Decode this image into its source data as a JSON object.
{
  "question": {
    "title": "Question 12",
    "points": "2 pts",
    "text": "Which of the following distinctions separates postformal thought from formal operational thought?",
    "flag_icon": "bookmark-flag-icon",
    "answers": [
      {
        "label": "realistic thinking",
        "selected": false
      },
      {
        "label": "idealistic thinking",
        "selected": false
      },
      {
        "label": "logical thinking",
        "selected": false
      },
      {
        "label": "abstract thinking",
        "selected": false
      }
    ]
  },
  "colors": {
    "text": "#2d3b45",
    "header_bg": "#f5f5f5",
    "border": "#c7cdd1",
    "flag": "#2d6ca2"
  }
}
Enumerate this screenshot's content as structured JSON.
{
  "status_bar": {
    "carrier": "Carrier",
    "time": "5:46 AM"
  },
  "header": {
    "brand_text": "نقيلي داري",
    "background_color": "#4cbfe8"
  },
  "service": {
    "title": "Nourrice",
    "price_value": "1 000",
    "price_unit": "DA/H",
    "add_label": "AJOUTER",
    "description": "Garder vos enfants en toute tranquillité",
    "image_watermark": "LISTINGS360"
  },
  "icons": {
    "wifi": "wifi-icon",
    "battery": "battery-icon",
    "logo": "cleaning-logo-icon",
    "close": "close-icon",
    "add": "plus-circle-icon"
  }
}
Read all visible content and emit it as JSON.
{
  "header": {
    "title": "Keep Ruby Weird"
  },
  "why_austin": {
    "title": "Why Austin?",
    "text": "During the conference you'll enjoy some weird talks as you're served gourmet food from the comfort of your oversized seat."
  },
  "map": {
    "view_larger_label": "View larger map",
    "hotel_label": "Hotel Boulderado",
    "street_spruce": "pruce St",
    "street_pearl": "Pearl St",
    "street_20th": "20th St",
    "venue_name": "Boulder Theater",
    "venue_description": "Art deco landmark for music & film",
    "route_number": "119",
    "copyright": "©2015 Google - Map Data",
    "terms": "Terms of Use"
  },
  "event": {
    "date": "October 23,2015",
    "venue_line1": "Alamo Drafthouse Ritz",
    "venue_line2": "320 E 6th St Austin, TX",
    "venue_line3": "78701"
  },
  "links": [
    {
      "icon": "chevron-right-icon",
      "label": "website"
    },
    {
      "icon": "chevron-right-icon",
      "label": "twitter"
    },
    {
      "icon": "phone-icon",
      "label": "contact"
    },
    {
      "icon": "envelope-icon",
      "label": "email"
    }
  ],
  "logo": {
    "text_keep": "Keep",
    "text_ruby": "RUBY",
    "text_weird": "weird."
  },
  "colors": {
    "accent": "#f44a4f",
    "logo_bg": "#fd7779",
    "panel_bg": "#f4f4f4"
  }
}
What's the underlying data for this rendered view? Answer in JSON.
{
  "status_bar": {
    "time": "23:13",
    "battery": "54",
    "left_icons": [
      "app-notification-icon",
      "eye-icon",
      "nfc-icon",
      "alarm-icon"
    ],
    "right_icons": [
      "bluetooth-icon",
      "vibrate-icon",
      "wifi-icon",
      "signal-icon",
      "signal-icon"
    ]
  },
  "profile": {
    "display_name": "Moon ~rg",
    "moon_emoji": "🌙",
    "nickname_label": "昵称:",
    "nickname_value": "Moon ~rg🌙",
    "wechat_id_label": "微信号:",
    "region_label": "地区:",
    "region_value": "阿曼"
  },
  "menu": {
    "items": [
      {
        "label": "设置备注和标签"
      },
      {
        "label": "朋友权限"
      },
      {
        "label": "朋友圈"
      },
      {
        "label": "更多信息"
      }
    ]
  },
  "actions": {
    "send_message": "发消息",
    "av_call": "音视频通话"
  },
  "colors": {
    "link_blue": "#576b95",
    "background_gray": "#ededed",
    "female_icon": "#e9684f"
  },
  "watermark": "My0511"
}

→ TASK TO CARRY OUT:
Repeat the data verbatim.

→ EXERCISE SOLUTION:
Decode this image into its source data as a JSON object.
{
  "question": {
    "title": "Question 12",
    "points": "2 pts",
    "text": "Which of the following distinctions separates postformal thought from formal operational thought?",
    "flag_icon": "bookmark-flag-icon",
    "answers": [
      {
        "label": "realistic thinking",
        "selected": false
      },
      {
        "label": "idealistic thinking",
        "selected": false
      },
      {
        "label": "logical thinking",
        "selected": false
      },
      {
        "label": "abstract thinking",
        "selected": false
      }
    ]
  },
  "colors": {
    "text": "#2d3b45",
    "header_bg": "#f5f5f5",
    "border": "#c7cdd1",
    "flag": "#2d6ca2"
  }
}
Enumerate this screenshot's content as structured JSON.
{
  "status_bar": {
    "carrier": "Carrier",
    "time": "5:46 AM"
  },
  "header": {
    "brand_text": "نقيلي داري",
    "background_color": "#4cbfe8"
  },
  "service": {
    "title": "Nourrice",
    "price_value": "1 000",
    "price_unit": "DA/H",
    "add_label": "AJOUTER",
    "description": "Garder vos enfants en toute tranquillité",
    "image_watermark": "LISTINGS360"
  },
  "icons": {
    "wifi": "wifi-icon",
    "battery": "battery-icon",
    "logo": "cleaning-logo-icon",
    "close": "close-icon",
    "add": "plus-circle-icon"
  }
}
Read all visible content and emit it as JSON.
{
  "header": {
    "title": "Keep Ruby Weird"
  },
  "why_austin": {
    "title": "Why Austin?",
    "text": "During the conference you'll enjoy some weird talks as you're served gourmet food from the comfort of your oversized seat."
  },
  "map": {
    "view_larger_label": "View larger map",
    "hotel_label": "Hotel Boulderado",
    "street_spruce": "pruce St",
    "street_pearl": "Pearl St",
    "street_20th": "20th St",
    "venue_name": "Boulder Theater",
    "venue_description": "Art deco landmark for music & film",
    "route_number": "119",
    "copyright": "©2015 Google - Map Data",
    "terms": "Terms of Use"
  },
  "event": {
    "date": "October 23,2015",
    "venue_line1": "Alamo Drafthouse Ritz",
    "venue_line2": "320 E 6th St Austin, TX",
    "venue_line3": "78701"
  },
  "links": [
    {
      "icon": "chevron-right-icon",
      "label": "website"
    },
    {
      "icon": "chevron-right-icon",
      "label": "twitter"
    },
    {
      "icon": "phone-icon",
      "label": "contact"
    },
    {
      "icon": "envelope-icon",
      "label": "email"
    }
  ],
  "logo": {
    "text_keep": "Keep",
    "text_ruby": "RUBY",
    "text_weird": "weird."
  },
  "colors": {
    "accent": "#f44a4f",
    "logo_bg": "#fd7779",
    "panel_bg": "#f4f4f4"
  }
}
What's the underlying data for this rendered view? Answer in JSON.
{
  "status_bar": {
    "time": "23:13",
    "battery": "54",
    "left_icons": [
      "app-notification-icon",
      "eye-icon",
      "nfc-icon",
      "alarm-icon"
    ],
    "right_icons": [
      "bluetooth-icon",
      "vibrate-icon",
      "wifi-icon",
      "signal-icon",
      "signal-icon"
    ]
  },
  "profile": {
    "display_name": "Moon ~rg",
    "moon_emoji": "🌙",
    "nickname_label": "昵称:",
    "nickname_value": "Moon ~rg🌙",
    "wechat_id_label": "微信号:",
    "region_label": "地区:",
    "region_value": "阿曼"
  },
  "menu": {
    "items": [
      {
        "label": "设置备注和标签"
      },
      {
        "label": "朋友权限"
      },
      {
        "label": "朋友圈"
      },
      {
        "label": "更多信息"
      }
    ]
  },
  "actions": {
    "send_message": "发消息",
    "av_call": "音视频通话"
  },
  "colors": {
    "link_blue": "#576b95",
    "background_gray": "#ededed",
    "female_icon": "#e9684f"
  },
  "watermark": "My0511"
}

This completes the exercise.